**Requirements**. Scan each line of the records for the word "Question" and extract the ones that have it.

**Given records**.
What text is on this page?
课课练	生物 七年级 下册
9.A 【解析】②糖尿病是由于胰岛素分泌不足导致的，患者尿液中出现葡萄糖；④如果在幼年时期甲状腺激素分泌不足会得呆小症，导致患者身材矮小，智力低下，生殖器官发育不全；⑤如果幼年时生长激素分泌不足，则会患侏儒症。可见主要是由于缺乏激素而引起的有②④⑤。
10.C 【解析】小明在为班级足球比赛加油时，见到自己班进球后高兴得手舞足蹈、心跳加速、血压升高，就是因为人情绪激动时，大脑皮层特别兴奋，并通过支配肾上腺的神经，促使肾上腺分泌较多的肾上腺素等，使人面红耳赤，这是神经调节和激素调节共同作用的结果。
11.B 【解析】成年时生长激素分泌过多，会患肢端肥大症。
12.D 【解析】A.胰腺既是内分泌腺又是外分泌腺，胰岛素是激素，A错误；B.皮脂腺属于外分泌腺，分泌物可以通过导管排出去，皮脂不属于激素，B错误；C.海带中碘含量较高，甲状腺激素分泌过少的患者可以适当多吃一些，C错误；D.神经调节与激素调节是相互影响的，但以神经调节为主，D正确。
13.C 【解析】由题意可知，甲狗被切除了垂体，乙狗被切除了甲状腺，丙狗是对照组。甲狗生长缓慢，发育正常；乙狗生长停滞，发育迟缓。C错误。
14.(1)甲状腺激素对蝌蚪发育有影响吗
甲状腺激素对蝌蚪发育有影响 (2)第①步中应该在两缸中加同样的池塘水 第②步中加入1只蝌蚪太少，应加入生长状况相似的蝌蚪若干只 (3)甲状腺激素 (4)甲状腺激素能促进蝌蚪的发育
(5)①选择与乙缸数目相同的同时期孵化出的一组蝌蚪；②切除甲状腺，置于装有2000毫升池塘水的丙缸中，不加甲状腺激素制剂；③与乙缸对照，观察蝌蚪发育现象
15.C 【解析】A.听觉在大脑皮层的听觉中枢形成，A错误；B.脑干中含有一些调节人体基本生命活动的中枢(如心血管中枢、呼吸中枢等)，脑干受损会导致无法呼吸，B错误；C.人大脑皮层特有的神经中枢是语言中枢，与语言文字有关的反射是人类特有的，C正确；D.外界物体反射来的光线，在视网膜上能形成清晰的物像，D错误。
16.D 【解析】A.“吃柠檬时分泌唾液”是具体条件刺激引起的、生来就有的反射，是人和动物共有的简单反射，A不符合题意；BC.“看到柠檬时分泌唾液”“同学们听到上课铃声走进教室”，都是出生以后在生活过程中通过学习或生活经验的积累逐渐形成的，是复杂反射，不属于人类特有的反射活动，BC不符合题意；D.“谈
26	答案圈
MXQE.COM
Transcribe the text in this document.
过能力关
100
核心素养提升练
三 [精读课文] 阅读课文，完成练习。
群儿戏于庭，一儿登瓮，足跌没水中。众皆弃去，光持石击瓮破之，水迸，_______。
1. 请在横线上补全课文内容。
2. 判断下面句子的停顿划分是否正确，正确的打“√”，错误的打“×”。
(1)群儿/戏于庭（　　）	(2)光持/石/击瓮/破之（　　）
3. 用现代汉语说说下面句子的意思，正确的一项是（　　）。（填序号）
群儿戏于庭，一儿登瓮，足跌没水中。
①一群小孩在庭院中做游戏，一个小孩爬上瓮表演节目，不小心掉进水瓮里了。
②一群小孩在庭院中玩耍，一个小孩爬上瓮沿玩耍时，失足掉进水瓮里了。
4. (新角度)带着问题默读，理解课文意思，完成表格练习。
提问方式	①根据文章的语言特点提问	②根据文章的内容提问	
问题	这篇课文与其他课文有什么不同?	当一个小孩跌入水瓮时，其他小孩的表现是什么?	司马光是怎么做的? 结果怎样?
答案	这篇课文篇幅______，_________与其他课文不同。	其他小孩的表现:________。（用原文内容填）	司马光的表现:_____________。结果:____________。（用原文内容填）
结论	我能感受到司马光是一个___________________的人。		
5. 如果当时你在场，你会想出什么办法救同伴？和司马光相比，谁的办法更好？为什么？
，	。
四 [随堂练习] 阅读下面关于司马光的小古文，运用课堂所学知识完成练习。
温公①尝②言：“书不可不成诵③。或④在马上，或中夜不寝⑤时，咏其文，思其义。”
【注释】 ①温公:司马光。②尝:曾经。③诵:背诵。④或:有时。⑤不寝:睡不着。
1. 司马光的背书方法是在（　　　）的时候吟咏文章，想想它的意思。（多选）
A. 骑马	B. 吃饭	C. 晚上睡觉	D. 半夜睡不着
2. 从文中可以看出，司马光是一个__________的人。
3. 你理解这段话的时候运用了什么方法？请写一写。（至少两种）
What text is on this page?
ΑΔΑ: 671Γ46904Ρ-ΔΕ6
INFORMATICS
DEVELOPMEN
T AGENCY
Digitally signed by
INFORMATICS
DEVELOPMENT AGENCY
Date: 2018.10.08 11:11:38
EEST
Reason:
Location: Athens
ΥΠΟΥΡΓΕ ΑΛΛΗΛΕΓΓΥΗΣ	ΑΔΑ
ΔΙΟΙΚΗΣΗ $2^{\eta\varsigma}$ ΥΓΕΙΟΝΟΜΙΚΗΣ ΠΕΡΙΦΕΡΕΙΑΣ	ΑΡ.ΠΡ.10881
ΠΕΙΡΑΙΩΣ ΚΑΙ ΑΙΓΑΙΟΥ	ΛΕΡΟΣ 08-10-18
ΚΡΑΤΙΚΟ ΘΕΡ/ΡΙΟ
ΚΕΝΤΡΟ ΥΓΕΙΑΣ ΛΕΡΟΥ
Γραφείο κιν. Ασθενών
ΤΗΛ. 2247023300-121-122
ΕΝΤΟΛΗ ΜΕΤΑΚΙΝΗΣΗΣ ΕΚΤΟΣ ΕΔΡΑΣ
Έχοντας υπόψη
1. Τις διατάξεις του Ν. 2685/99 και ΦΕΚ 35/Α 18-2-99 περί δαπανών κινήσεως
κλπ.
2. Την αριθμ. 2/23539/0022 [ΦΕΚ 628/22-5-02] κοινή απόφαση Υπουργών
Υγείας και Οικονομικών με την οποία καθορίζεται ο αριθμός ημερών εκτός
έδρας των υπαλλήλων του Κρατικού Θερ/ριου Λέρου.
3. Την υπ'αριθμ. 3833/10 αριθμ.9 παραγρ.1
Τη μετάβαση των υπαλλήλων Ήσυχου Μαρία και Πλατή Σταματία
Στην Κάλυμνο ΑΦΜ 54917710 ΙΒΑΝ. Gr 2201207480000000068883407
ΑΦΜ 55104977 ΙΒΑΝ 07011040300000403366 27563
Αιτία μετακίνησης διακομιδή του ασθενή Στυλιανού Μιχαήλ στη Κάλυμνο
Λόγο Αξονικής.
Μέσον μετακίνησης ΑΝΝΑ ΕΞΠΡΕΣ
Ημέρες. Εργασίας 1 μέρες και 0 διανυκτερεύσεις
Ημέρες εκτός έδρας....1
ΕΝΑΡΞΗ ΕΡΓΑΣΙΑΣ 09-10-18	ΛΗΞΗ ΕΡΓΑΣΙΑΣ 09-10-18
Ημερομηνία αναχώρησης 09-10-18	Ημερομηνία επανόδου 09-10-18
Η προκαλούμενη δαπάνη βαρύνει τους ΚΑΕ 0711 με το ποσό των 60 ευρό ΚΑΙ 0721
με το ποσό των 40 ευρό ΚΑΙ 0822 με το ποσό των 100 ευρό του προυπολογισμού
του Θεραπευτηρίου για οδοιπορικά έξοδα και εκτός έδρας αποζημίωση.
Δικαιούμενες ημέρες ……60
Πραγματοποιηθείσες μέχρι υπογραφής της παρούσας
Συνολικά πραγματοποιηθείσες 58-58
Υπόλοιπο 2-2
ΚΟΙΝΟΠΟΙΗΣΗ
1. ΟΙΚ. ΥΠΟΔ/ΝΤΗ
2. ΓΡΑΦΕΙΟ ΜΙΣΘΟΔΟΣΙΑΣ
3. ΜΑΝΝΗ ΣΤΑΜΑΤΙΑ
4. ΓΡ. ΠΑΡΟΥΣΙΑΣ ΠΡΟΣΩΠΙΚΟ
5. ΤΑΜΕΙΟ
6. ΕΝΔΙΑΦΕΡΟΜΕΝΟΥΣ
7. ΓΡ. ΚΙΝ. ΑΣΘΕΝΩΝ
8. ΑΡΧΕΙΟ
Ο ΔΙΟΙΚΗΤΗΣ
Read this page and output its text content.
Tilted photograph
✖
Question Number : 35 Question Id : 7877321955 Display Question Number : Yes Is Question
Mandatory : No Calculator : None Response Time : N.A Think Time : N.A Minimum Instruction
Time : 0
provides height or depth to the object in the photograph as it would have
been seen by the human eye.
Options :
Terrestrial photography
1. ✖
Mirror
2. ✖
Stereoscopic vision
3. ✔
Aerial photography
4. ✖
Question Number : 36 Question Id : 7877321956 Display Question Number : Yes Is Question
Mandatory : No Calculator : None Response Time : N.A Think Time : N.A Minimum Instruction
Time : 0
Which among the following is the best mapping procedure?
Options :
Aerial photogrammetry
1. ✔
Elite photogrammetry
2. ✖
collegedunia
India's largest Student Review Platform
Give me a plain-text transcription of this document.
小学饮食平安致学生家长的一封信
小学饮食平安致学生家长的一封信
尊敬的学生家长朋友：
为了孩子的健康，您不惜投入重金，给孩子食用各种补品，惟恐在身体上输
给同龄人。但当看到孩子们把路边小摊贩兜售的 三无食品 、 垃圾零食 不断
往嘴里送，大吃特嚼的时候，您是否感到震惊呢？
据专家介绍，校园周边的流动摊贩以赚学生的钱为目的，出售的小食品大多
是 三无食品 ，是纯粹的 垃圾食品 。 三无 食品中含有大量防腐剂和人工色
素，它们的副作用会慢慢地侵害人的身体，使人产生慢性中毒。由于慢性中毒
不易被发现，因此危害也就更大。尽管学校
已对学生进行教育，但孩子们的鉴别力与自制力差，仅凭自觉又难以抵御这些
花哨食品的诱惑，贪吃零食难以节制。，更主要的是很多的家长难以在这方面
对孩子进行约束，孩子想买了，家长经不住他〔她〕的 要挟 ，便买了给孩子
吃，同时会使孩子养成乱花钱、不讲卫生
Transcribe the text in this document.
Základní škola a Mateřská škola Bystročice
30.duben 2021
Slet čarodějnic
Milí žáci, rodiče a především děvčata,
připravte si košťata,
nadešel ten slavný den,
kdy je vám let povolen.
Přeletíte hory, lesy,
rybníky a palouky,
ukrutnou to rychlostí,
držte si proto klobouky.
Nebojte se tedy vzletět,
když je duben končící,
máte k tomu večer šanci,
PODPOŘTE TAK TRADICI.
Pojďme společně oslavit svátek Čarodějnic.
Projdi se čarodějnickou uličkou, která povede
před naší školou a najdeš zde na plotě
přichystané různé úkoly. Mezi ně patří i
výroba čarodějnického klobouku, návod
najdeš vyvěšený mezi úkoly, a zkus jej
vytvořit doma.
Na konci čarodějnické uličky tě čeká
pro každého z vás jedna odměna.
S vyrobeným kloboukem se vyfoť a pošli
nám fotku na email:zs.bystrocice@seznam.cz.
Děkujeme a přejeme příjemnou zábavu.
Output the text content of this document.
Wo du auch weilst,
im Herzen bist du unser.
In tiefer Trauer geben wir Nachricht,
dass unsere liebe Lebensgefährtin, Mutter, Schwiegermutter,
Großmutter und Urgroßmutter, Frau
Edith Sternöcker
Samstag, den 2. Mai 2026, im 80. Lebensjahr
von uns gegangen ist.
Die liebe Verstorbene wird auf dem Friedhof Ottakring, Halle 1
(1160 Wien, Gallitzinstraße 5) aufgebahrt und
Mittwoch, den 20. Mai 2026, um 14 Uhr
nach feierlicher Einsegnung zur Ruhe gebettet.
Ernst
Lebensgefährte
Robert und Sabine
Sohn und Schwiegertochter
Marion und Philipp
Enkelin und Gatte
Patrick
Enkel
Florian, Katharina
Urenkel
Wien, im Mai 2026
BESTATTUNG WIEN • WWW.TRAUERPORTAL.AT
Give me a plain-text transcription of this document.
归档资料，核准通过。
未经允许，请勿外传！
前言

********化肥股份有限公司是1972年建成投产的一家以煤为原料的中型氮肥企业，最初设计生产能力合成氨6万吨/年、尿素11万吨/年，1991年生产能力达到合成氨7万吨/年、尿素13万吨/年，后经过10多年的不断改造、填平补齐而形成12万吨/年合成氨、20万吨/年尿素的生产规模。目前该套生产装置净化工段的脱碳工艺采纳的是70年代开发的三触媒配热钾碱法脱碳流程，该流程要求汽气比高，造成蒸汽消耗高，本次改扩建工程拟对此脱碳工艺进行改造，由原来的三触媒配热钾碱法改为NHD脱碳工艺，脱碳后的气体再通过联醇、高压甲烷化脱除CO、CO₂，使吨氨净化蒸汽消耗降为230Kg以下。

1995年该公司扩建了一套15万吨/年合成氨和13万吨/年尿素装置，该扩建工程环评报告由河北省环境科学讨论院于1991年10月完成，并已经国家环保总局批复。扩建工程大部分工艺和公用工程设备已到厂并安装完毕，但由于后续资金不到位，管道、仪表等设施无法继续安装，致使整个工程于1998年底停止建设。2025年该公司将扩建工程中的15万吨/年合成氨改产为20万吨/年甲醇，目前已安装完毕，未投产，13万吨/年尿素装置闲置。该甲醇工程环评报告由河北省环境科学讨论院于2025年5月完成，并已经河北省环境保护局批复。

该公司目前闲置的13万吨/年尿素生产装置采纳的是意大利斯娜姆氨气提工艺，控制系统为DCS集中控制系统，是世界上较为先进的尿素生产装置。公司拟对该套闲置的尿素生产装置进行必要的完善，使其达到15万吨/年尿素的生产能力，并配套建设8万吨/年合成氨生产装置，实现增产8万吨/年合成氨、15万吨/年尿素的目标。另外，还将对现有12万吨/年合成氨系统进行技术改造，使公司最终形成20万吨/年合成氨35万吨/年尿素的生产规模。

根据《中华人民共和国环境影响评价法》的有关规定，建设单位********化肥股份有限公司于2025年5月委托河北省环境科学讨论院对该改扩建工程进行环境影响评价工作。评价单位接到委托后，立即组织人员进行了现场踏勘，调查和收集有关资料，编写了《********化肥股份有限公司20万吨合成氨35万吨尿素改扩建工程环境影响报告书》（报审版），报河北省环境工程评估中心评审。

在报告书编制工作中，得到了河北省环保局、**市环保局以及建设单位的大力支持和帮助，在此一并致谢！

**Result of the task**.
Question Number : 35 Question Id : 7877321955 Display Question Number : Yes Is Question
Question Number : 36 Question Id : 7877321956 Display Question Number : Yes Is Question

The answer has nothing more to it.